Pictures excluded, retype the lines from the one containing "Parse this screenshot: output" through the last line of the data below, both included.

** BEGIN **

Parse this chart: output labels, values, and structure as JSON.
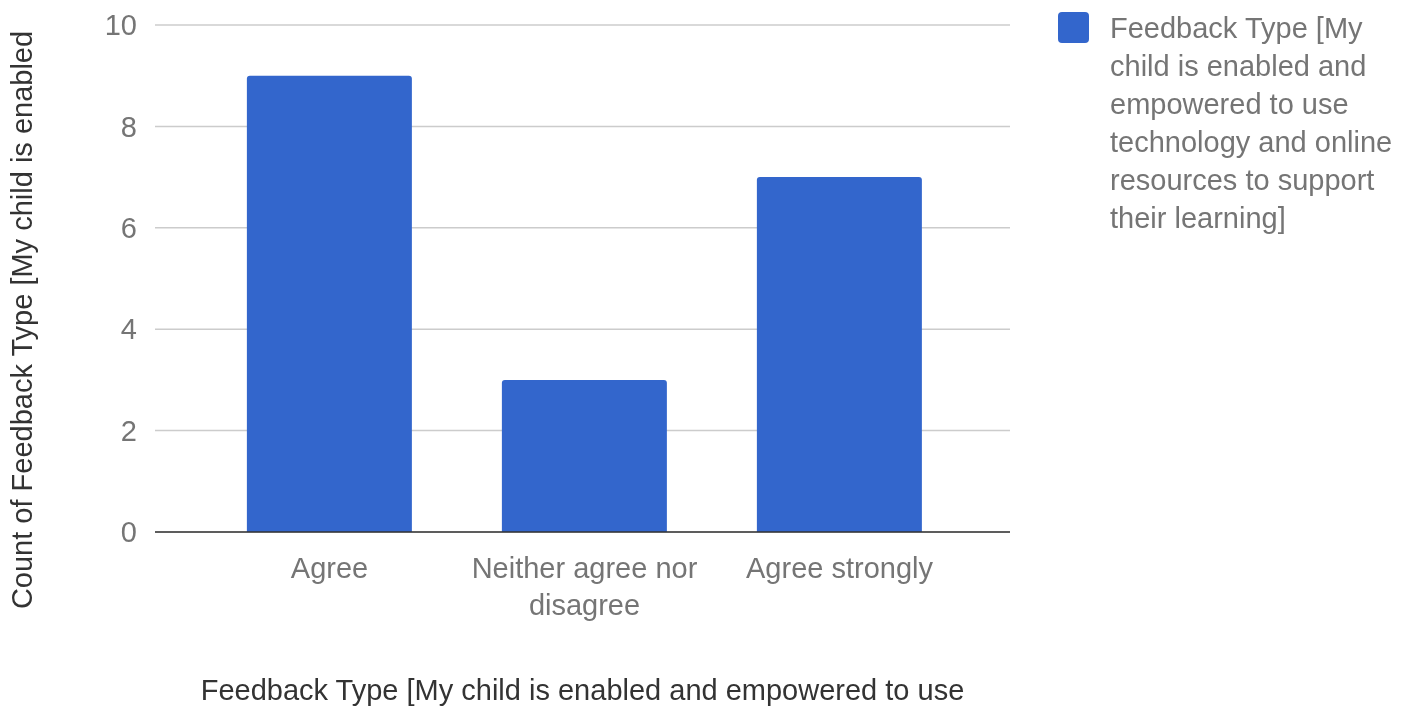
{
  "chart_data": {
    "type": "bar",
    "xlabel": "Feedback Type [My child is enabled and empowered to use",
    "ylabel": "Count of Feedback Type [My child is enabled",
    "categories": [
      "Agree",
      "Neither agree nor disagree",
      "Agree strongly"
    ],
    "series": [
      {
        "name": "Feedback Type [My child is enabled and empowered to use technology and online resources to support their learning]",
        "color": "#3366cc",
        "values": [
          9,
          3,
          7
        ]
      }
    ],
    "ylim": [
      0,
      10
    ],
    "yticks": [
      0,
      2,
      4,
      6,
      8,
      10
    ],
    "grid": "y",
    "legend": "right"
  }
}
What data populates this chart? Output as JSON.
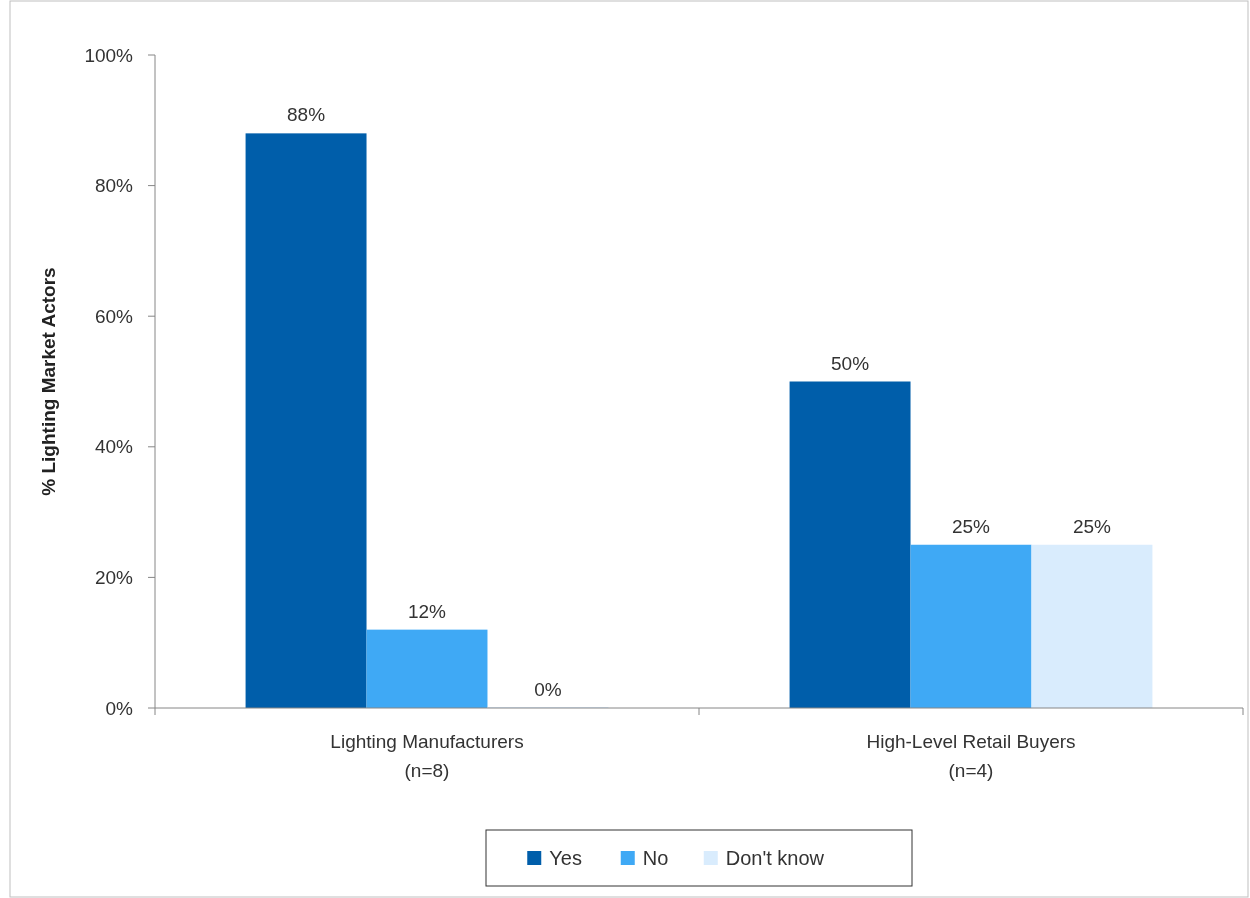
{
  "chart_data": {
    "type": "bar",
    "ylabel": "% Lighting Market Actors",
    "categories": [
      "Lighting Manufacturers\n(n=8)",
      "High-Level Retail Buyers\n(n=4)"
    ],
    "series": [
      {
        "name": "Yes",
        "color": "#005eaa",
        "values": [
          88,
          50
        ],
        "value_labels": [
          "88%",
          "50%"
        ]
      },
      {
        "name": "No",
        "color": "#3fa9f5",
        "values": [
          12,
          25
        ],
        "value_labels": [
          "12%",
          "25%"
        ]
      },
      {
        "name": "Don't know",
        "color": "#d9ecfd",
        "values": [
          0,
          25
        ],
        "value_labels": [
          "0%",
          "25%"
        ]
      }
    ],
    "ylim": [
      0,
      100
    ],
    "yticks": [
      {
        "value": 0,
        "label": "0%"
      },
      {
        "value": 20,
        "label": "20%"
      },
      {
        "value": 40,
        "label": "40%"
      },
      {
        "value": 60,
        "label": "60%"
      },
      {
        "value": 80,
        "label": "80%"
      },
      {
        "value": 100,
        "label": "100%"
      }
    ],
    "grid": false,
    "legend": "bottom"
  }
}
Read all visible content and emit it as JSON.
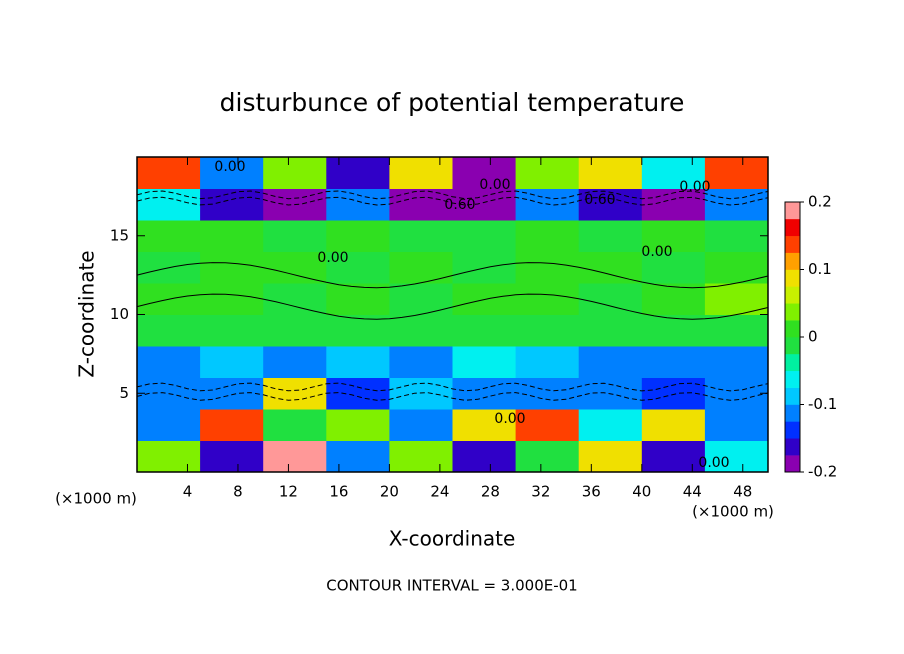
{
  "chart_data": {
    "type": "heatmap",
    "title": "disturbunce of potential temperature",
    "x_label": "X-coordinate",
    "y_label": "Z-coordinate",
    "x_unit_label": "(×1000 m)",
    "footer": "CONTOUR INTERVAL = 3.000E-01",
    "xlim": [
      0,
      50
    ],
    "ylim": [
      0,
      20
    ],
    "xticks": [
      4,
      8,
      12,
      16,
      20,
      24,
      28,
      32,
      36,
      40,
      44,
      48
    ],
    "yticks": [
      5,
      10,
      15
    ],
    "x_edges": [
      0,
      5,
      10,
      15,
      20,
      25,
      30,
      35,
      40,
      45,
      50
    ],
    "y_edges": [
      0,
      2,
      4,
      6,
      8,
      10,
      12,
      14,
      16,
      18,
      20
    ],
    "z": [
      [
        0.05,
        -0.15,
        0.2,
        -0.1,
        0.05,
        -0.15,
        0.0,
        0.1,
        -0.15,
        -0.05
      ],
      [
        -0.1,
        0.15,
        0.0,
        0.05,
        -0.1,
        0.1,
        0.15,
        -0.05,
        0.1,
        -0.1
      ],
      [
        -0.12,
        -0.1,
        0.1,
        -0.13,
        -0.08,
        -0.1,
        -0.12,
        -0.1,
        -0.13,
        -0.12
      ],
      [
        -0.1,
        -0.08,
        -0.1,
        -0.09,
        -0.1,
        -0.05,
        -0.09,
        -0.1,
        -0.1,
        -0.1
      ],
      [
        0.0,
        0.0,
        -0.02,
        0.0,
        0.0,
        0.0,
        0.0,
        0.0,
        0.0,
        0.0
      ],
      [
        0.01,
        0.02,
        0.0,
        0.02,
        0.0,
        0.01,
        0.02,
        0.0,
        0.01,
        0.03
      ],
      [
        0.0,
        0.01,
        0.02,
        0.0,
        0.01,
        0.0,
        0.01,
        0.02,
        0.0,
        0.01
      ],
      [
        0.02,
        0.01,
        0.0,
        0.01,
        0.0,
        0.0,
        0.01,
        0.0,
        0.01,
        0.0
      ],
      [
        -0.05,
        -0.15,
        -0.2,
        -0.1,
        -0.18,
        -0.2,
        -0.1,
        -0.15,
        -0.2,
        -0.1
      ],
      [
        0.15,
        -0.1,
        0.05,
        -0.15,
        0.1,
        -0.2,
        0.05,
        0.1,
        -0.05,
        0.15
      ]
    ],
    "colorbar": {
      "levels": [
        -0.2,
        -0.175,
        -0.15,
        -0.125,
        -0.1,
        -0.075,
        -0.05,
        -0.025,
        0,
        0.025,
        0.05,
        0.075,
        0.1,
        0.125,
        0.15,
        0.175,
        0.2
      ],
      "colors": [
        "#8a00b0",
        "#3000c8",
        "#0030ff",
        "#0080ff",
        "#00c8ff",
        "#00f0f0",
        "#00f0a0",
        "#20e040",
        "#30e020",
        "#80f000",
        "#c8f000",
        "#f0e000",
        "#ffa000",
        "#ff4000",
        "#f00000",
        "#ff9898"
      ],
      "ticks": [
        -0.2,
        -0.1,
        0,
        0.1,
        0.2
      ]
    },
    "contour_labels": [
      "0.00",
      "0.00",
      "0.60",
      "0.60",
      "0.00",
      "0.00",
      "0.00",
      "0.00",
      "0.00"
    ]
  }
}
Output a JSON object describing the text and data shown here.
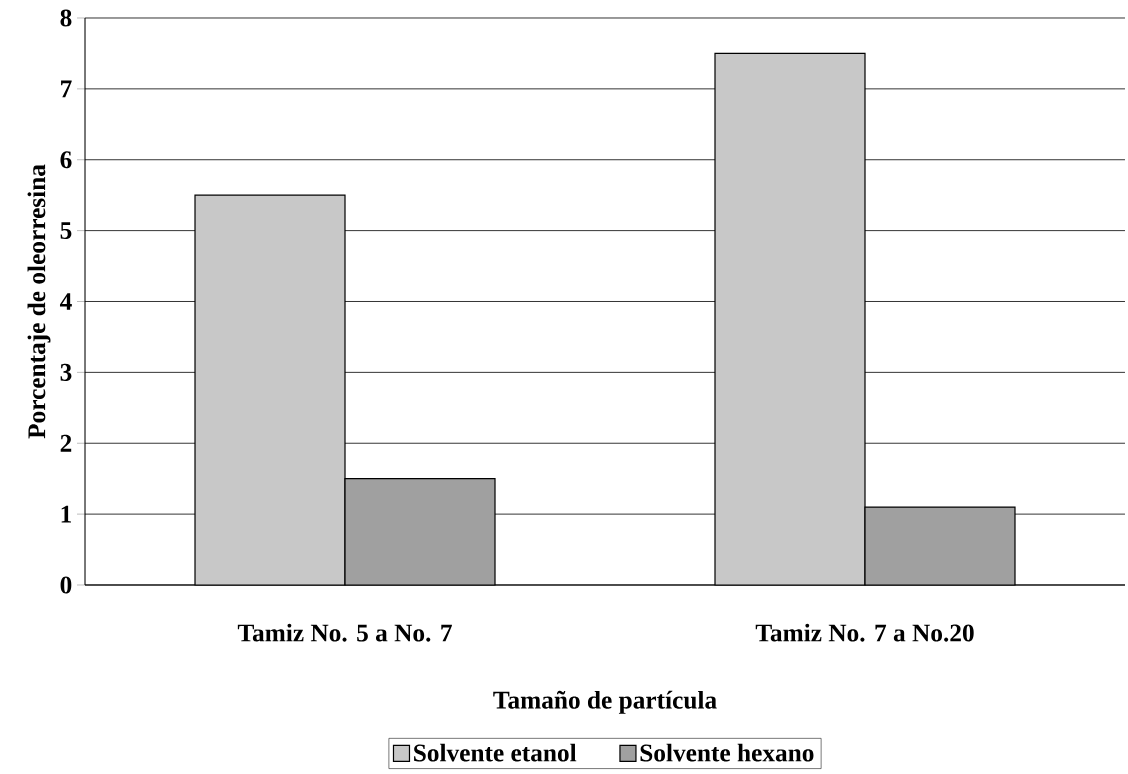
{
  "chart_data": {
    "type": "bar",
    "xlabel": "Tamaño de partícula",
    "ylabel": "Porcentaje de oleorresina",
    "categories": [
      "Tamiz No. 5 a No. 7",
      "Tamiz No. 7 a No.20"
    ],
    "series": [
      {
        "name": "Solvente etanol",
        "color": "#c8c8c8",
        "values": [
          5.5,
          7.5
        ]
      },
      {
        "name": "Solvente hexano",
        "color": "#a0a0a0",
        "values": [
          1.5,
          1.1
        ]
      }
    ],
    "ylim": [
      0,
      8
    ],
    "yticks": [
      0,
      1,
      2,
      3,
      4,
      5,
      6,
      7,
      8
    ],
    "grid": "y",
    "legend": "bottom"
  }
}
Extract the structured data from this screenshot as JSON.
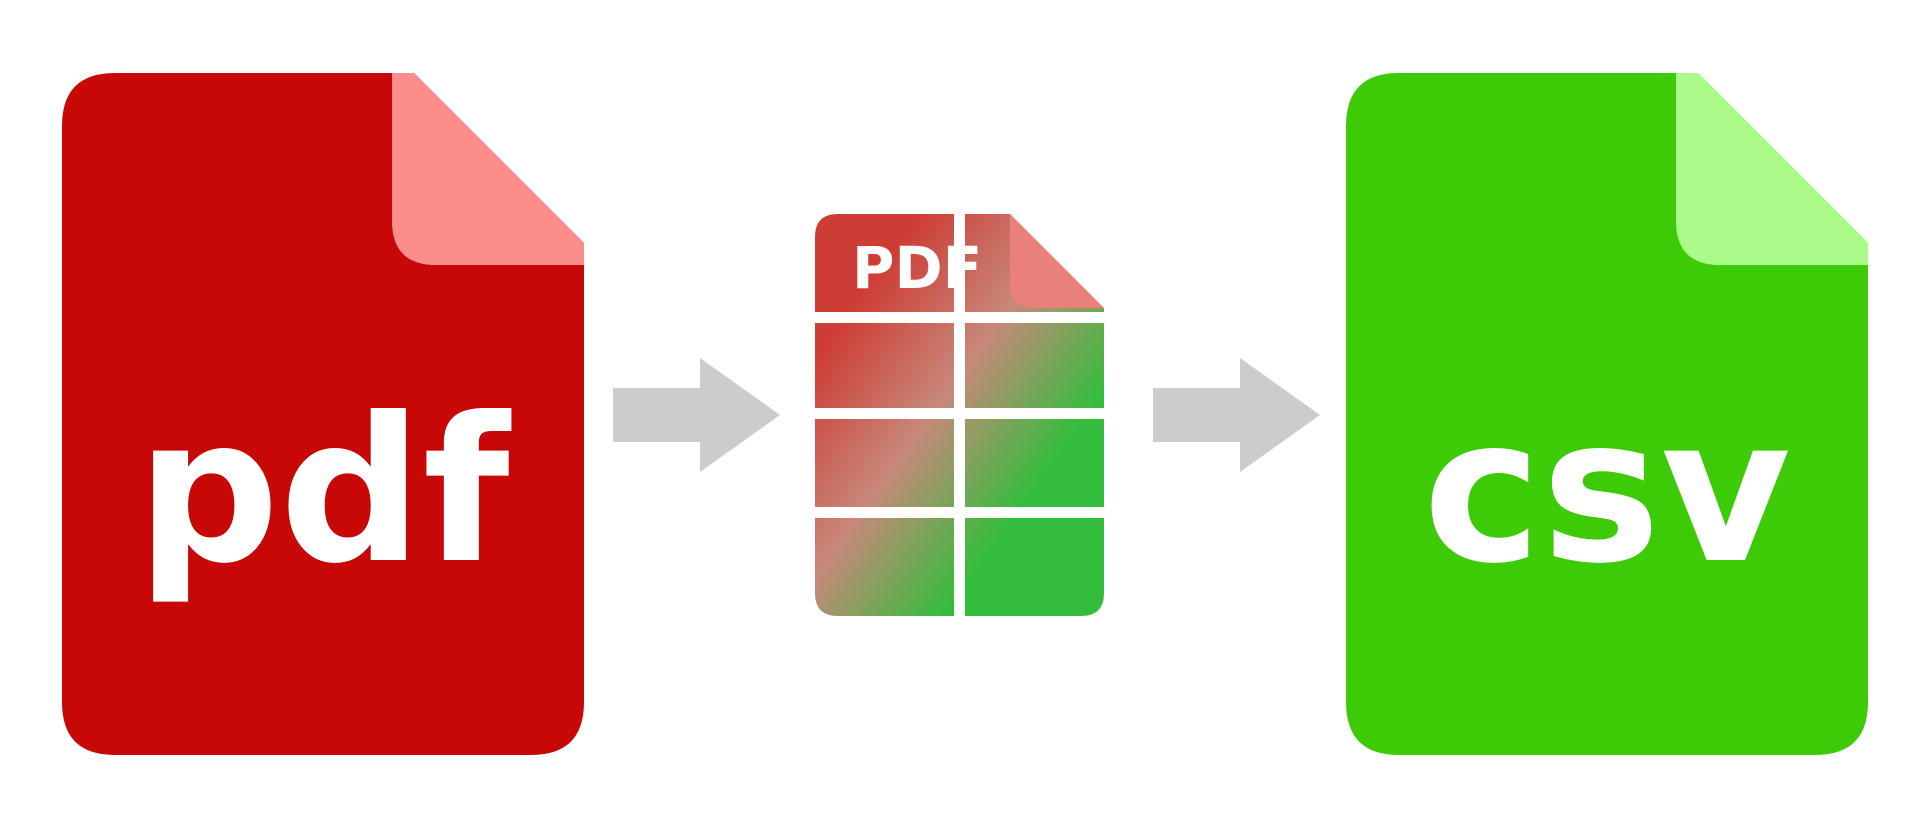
{
  "source_file": {
    "label": "pdf",
    "icon": "pdf-file-icon",
    "body_color": "#c80707",
    "fold_color": "#fd8d8b",
    "text_color": "#ffffff"
  },
  "middle_file": {
    "label": "PDF",
    "icon": "pdf-table-icon",
    "top_color": "#ce3d35",
    "fold_color": "#e98079",
    "bottom_color": "#34bd3c",
    "grid_color": "#ffffff"
  },
  "target_file": {
    "label": "csv",
    "icon": "csv-file-icon",
    "body_color": "#3dca07",
    "fold_color": "#abfb8a",
    "text_color": "#ffffff"
  },
  "arrows": [
    {
      "icon": "arrow-right-icon",
      "color": "#cccccc"
    },
    {
      "icon": "arrow-right-icon",
      "color": "#cccccc"
    }
  ]
}
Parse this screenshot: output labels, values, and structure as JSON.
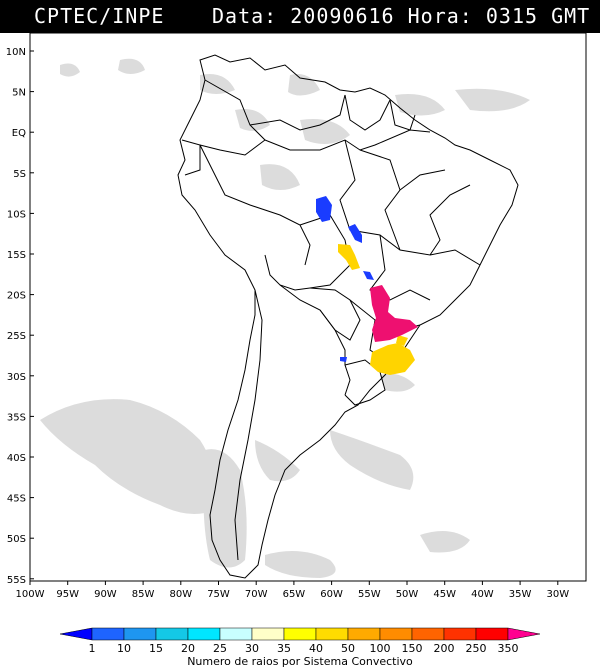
{
  "header": {
    "source": "CPTEC/INPE",
    "datetime": "Data: 20090616 Hora: 0315 GMT"
  },
  "lat_labels": [
    "10N",
    "5N",
    "EQ",
    "5S",
    "10S",
    "15S",
    "20S",
    "25S",
    "30S",
    "35S",
    "40S",
    "45S",
    "50S",
    "55S"
  ],
  "lon_labels": [
    "100W",
    "95W",
    "90W",
    "85W",
    "80W",
    "75W",
    "70W",
    "65W",
    "60W",
    "55W",
    "50W",
    "45W",
    "40W",
    "35W",
    "30W"
  ],
  "legend": {
    "values": [
      "1",
      "10",
      "15",
      "20",
      "25",
      "30",
      "35",
      "40",
      "50",
      "100",
      "150",
      "200",
      "250",
      "350"
    ],
    "title": "Numero de raios por Sistema Convectivo",
    "colors": [
      "#0000ff",
      "#1e64ff",
      "#1e96f0",
      "#14c8e6",
      "#00e6ff",
      "#c8ffff",
      "#ffffc8",
      "#ffff00",
      "#ffdc00",
      "#ffaa00",
      "#ff8c00",
      "#ff6400",
      "#ff3200",
      "#ff0000",
      "#ff0090"
    ]
  },
  "storm_colors": {
    "blue": "#1a3cff",
    "yellow": "#ffd400",
    "magenta": "#ee1070"
  }
}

** END **

> _WRITTEN RESPONSE_
Parse this screenshot: output labels, values, and structure as JSON.
{
  "header": {
    "source": "CPTEC/INPE",
    "datetime": "Data: 20090616 Hora: 0315 GMT"
  },
  "lat_labels": [
    "10N",
    "5N",
    "EQ",
    "5S",
    "10S",
    "15S",
    "20S",
    "25S",
    "30S",
    "35S",
    "40S",
    "45S",
    "50S",
    "55S"
  ],
  "lon_labels": [
    "100W",
    "95W",
    "90W",
    "85W",
    "80W",
    "75W",
    "70W",
    "65W",
    "60W",
    "55W",
    "50W",
    "45W",
    "40W",
    "35W",
    "30W"
  ],
  "legend": {
    "values": [
      "1",
      "10",
      "15",
      "20",
      "25",
      "30",
      "35",
      "40",
      "50",
      "100",
      "150",
      "200",
      "250",
      "350"
    ],
    "title": "Numero de raios por Sistema Convectivo",
    "colors": [
      "#0000ff",
      "#1e64ff",
      "#1e96f0",
      "#14c8e6",
      "#00e6ff",
      "#c8ffff",
      "#ffffc8",
      "#ffff00",
      "#ffdc00",
      "#ffaa00",
      "#ff8c00",
      "#ff6400",
      "#ff3200",
      "#ff0000",
      "#ff0090"
    ]
  },
  "storm_colors": {
    "blue": "#1a3cff",
    "yellow": "#ffd400",
    "magenta": "#ee1070"
  }
}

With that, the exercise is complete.